Work to complete —
Write out the material again word for word, dropping any images it holds.

Supplied material —
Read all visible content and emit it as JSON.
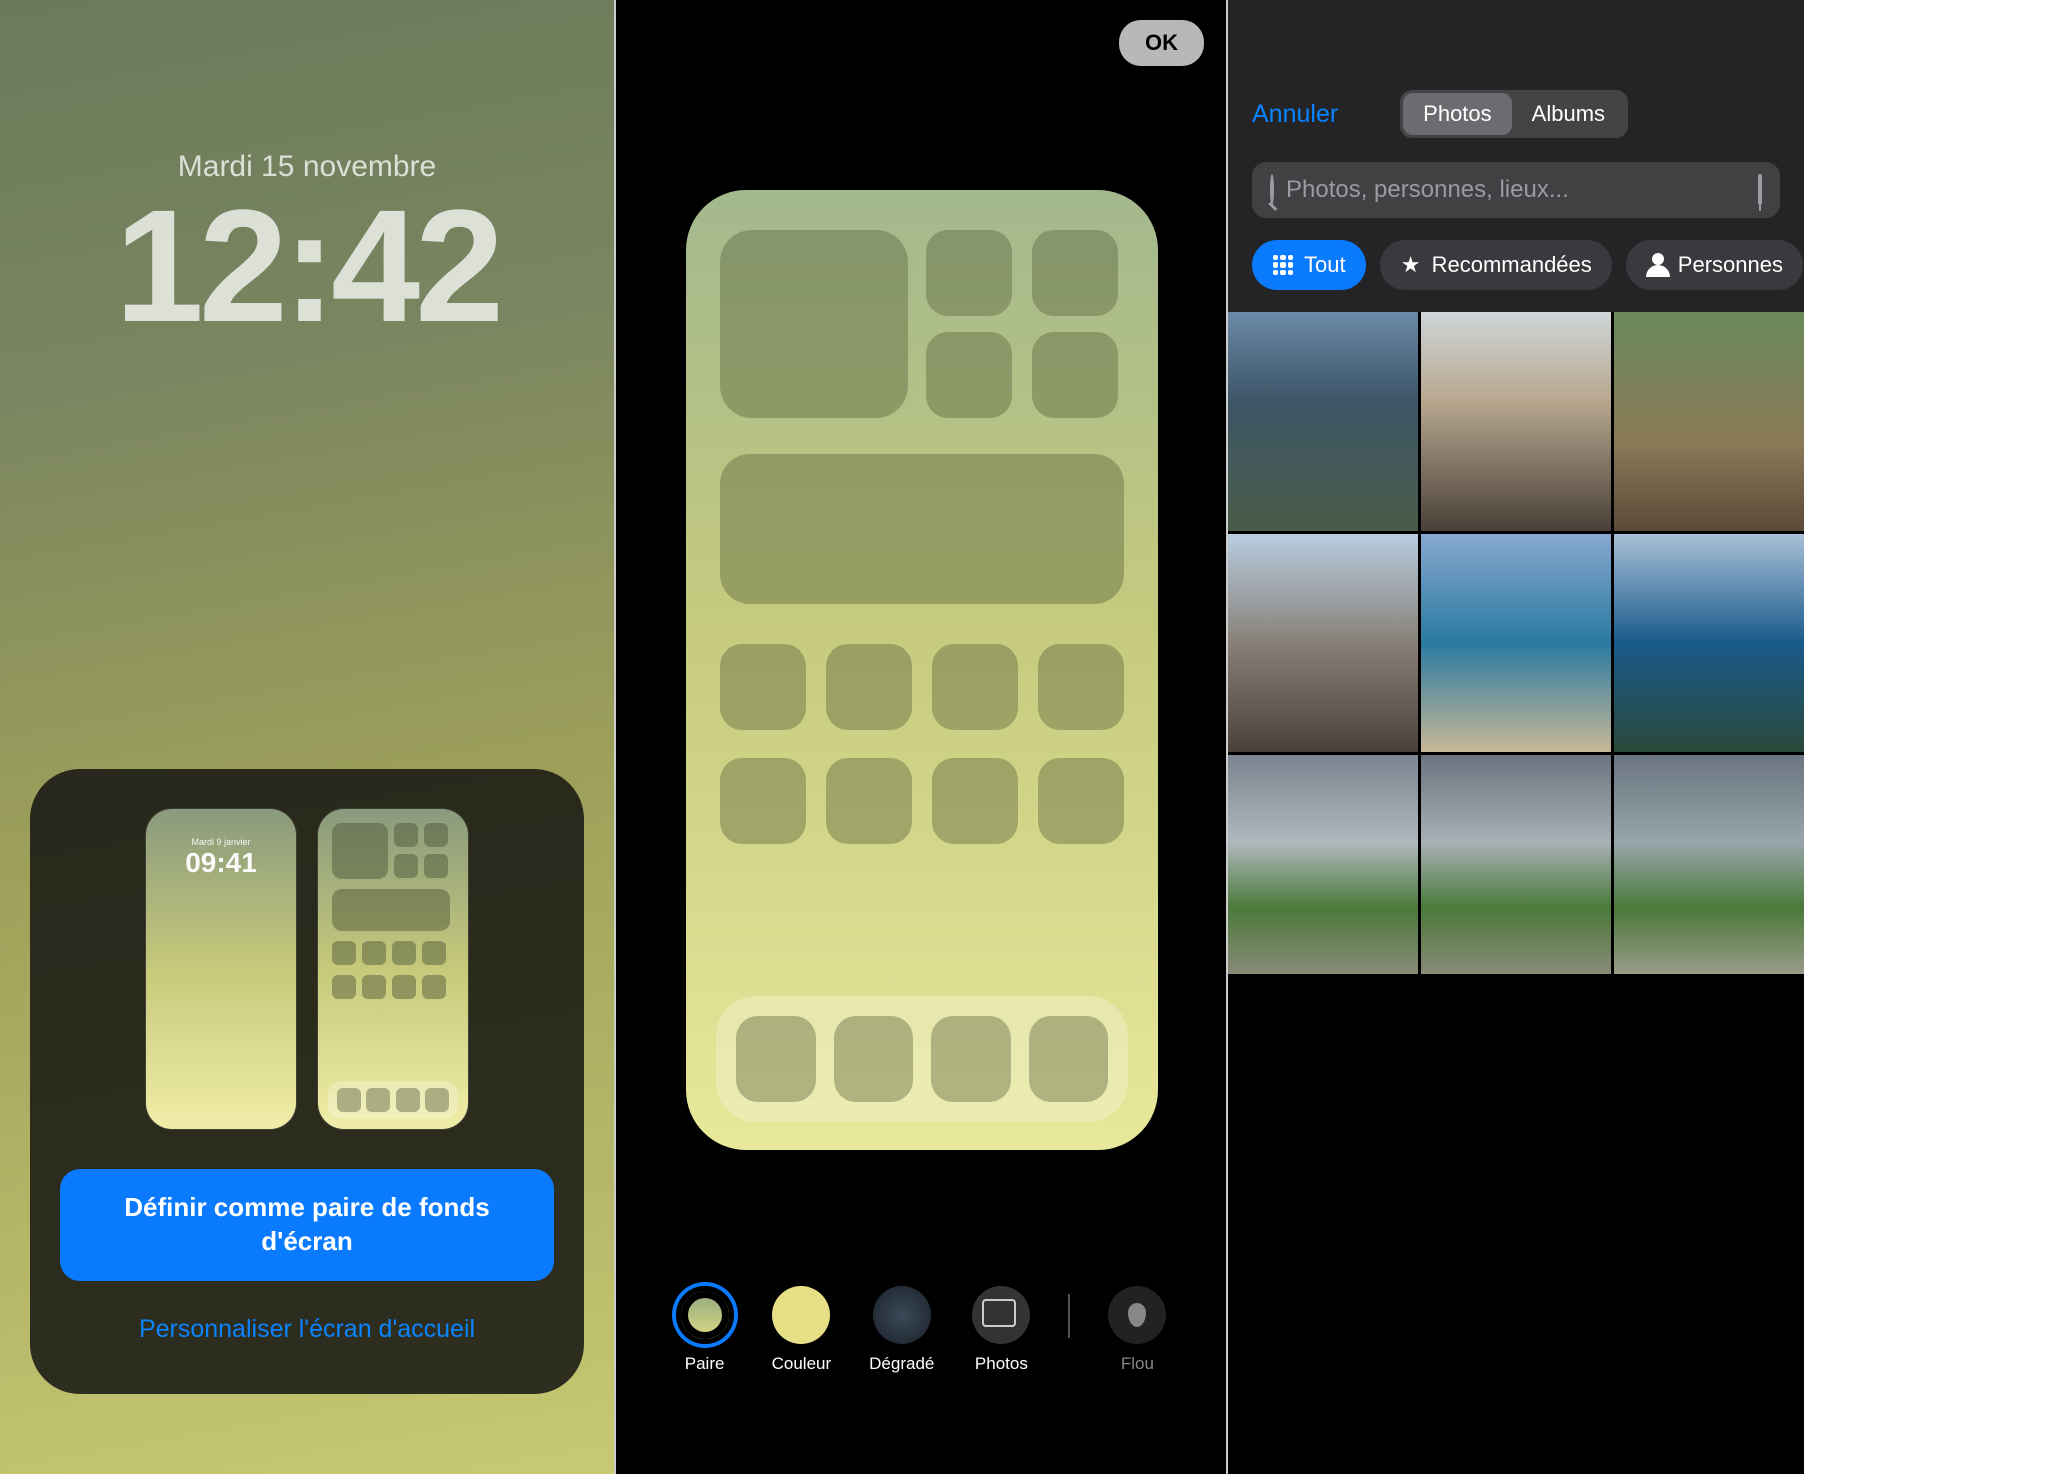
{
  "panel1": {
    "date": "Mardi 15 novembre",
    "time": "12:42",
    "mini_date": "Mardi 9 janvier",
    "mini_time": "09:41",
    "set_pair_button": "Définir comme paire de fonds d'écran",
    "customize_link": "Personnaliser l'écran d'accueil"
  },
  "panel2": {
    "ok": "OK",
    "tools": {
      "paire": "Paire",
      "couleur": "Couleur",
      "degrade": "Dégradé",
      "photos": "Photos",
      "flou": "Flou"
    }
  },
  "panel3": {
    "cancel": "Annuler",
    "tabs": {
      "photos": "Photos",
      "albums": "Albums"
    },
    "search_placeholder": "Photos, personnes, lieux...",
    "filters": {
      "all": "Tout",
      "recommended": "Recommandées",
      "people": "Personnes"
    }
  },
  "colors": {
    "accent": "#0a7aff"
  }
}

Output for this task —
Read all visible content and emit it as JSON.
{
  "panel1": {
    "date": "Mardi 15 novembre",
    "time": "12:42",
    "mini_date": "Mardi 9 janvier",
    "mini_time": "09:41",
    "set_pair_button": "Définir comme paire de fonds d'écran",
    "customize_link": "Personnaliser l'écran d'accueil"
  },
  "panel2": {
    "ok": "OK",
    "tools": {
      "paire": "Paire",
      "couleur": "Couleur",
      "degrade": "Dégradé",
      "photos": "Photos",
      "flou": "Flou"
    }
  },
  "panel3": {
    "cancel": "Annuler",
    "tabs": {
      "photos": "Photos",
      "albums": "Albums"
    },
    "search_placeholder": "Photos, personnes, lieux...",
    "filters": {
      "all": "Tout",
      "recommended": "Recommandées",
      "people": "Personnes"
    }
  },
  "colors": {
    "accent": "#0a7aff"
  }
}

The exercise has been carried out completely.